* SUPPLIED ENTRIES

---------------

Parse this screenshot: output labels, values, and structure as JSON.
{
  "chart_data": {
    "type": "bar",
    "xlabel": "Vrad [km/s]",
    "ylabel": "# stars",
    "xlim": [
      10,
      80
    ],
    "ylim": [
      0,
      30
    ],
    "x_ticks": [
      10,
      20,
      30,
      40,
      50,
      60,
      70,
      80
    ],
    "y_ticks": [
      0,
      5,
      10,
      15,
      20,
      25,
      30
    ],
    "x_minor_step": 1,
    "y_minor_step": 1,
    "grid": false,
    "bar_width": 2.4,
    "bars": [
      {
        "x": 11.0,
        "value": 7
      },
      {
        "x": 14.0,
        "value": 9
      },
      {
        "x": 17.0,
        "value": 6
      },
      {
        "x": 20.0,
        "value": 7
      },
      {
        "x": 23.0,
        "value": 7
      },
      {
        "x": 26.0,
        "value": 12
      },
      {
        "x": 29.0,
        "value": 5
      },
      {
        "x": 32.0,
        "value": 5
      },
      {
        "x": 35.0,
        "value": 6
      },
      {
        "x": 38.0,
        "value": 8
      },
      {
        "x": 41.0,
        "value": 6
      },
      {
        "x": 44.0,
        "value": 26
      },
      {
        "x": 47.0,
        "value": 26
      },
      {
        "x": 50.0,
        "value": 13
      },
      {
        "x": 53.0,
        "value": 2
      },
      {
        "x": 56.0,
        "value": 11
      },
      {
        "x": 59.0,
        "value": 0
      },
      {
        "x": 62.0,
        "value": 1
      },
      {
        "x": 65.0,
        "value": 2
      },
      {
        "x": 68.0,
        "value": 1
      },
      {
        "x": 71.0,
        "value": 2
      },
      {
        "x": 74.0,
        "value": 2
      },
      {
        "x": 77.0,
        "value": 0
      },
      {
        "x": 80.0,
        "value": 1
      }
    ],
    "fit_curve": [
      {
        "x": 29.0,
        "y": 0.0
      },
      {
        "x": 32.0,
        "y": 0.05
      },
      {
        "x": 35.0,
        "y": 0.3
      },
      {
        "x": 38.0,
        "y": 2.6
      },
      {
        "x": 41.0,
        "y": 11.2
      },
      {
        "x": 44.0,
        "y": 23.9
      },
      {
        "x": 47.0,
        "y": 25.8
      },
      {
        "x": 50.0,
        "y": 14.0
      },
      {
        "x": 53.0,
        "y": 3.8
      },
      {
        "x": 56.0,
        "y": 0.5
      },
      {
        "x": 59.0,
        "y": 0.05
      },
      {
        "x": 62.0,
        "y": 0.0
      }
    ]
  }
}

---------------

* DIRECTIONS FOR THIS TASK
Return the lines above exactly, keeping every word.

* RESULT OF THE EXERCISE
Parse this screenshot: output labels, values, and structure as JSON.
{
  "chart_data": {
    "type": "bar",
    "xlabel": "Vrad [km/s]",
    "ylabel": "# stars",
    "xlim": [
      10,
      80
    ],
    "ylim": [
      0,
      30
    ],
    "x_ticks": [
      10,
      20,
      30,
      40,
      50,
      60,
      70,
      80
    ],
    "y_ticks": [
      0,
      5,
      10,
      15,
      20,
      25,
      30
    ],
    "x_minor_step": 1,
    "y_minor_step": 1,
    "grid": false,
    "bar_width": 2.4,
    "bars": [
      {
        "x": 11.0,
        "value": 7
      },
      {
        "x": 14.0,
        "value": 9
      },
      {
        "x": 17.0,
        "value": 6
      },
      {
        "x": 20.0,
        "value": 7
      },
      {
        "x": 23.0,
        "value": 7
      },
      {
        "x": 26.0,
        "value": 12
      },
      {
        "x": 29.0,
        "value": 5
      },
      {
        "x": 32.0,
        "value": 5
      },
      {
        "x": 35.0,
        "value": 6
      },
      {
        "x": 38.0,
        "value": 8
      },
      {
        "x": 41.0,
        "value": 6
      },
      {
        "x": 44.0,
        "value": 26
      },
      {
        "x": 47.0,
        "value": 26
      },
      {
        "x": 50.0,
        "value": 13
      },
      {
        "x": 53.0,
        "value": 2
      },
      {
        "x": 56.0,
        "value": 11
      },
      {
        "x": 59.0,
        "value": 0
      },
      {
        "x": 62.0,
        "value": 1
      },
      {
        "x": 65.0,
        "value": 2
      },
      {
        "x": 68.0,
        "value": 1
      },
      {
        "x": 71.0,
        "value": 2
      },
      {
        "x": 74.0,
        "value": 2
      },
      {
        "x": 77.0,
        "value": 0
      },
      {
        "x": 80.0,
        "value": 1
      }
    ],
    "fit_curve": [
      {
        "x": 29.0,
        "y": 0.0
      },
      {
        "x": 32.0,
        "y": 0.05
      },
      {
        "x": 35.0,
        "y": 0.3
      },
      {
        "x": 38.0,
        "y": 2.6
      },
      {
        "x": 41.0,
        "y": 11.2
      },
      {
        "x": 44.0,
        "y": 23.9
      },
      {
        "x": 47.0,
        "y": 25.8
      },
      {
        "x": 50.0,
        "y": 14.0
      },
      {
        "x": 53.0,
        "y": 3.8
      },
      {
        "x": 56.0,
        "y": 0.5
      },
      {
        "x": 59.0,
        "y": 0.05
      },
      {
        "x": 62.0,
        "y": 0.0
      }
    ]
  }
}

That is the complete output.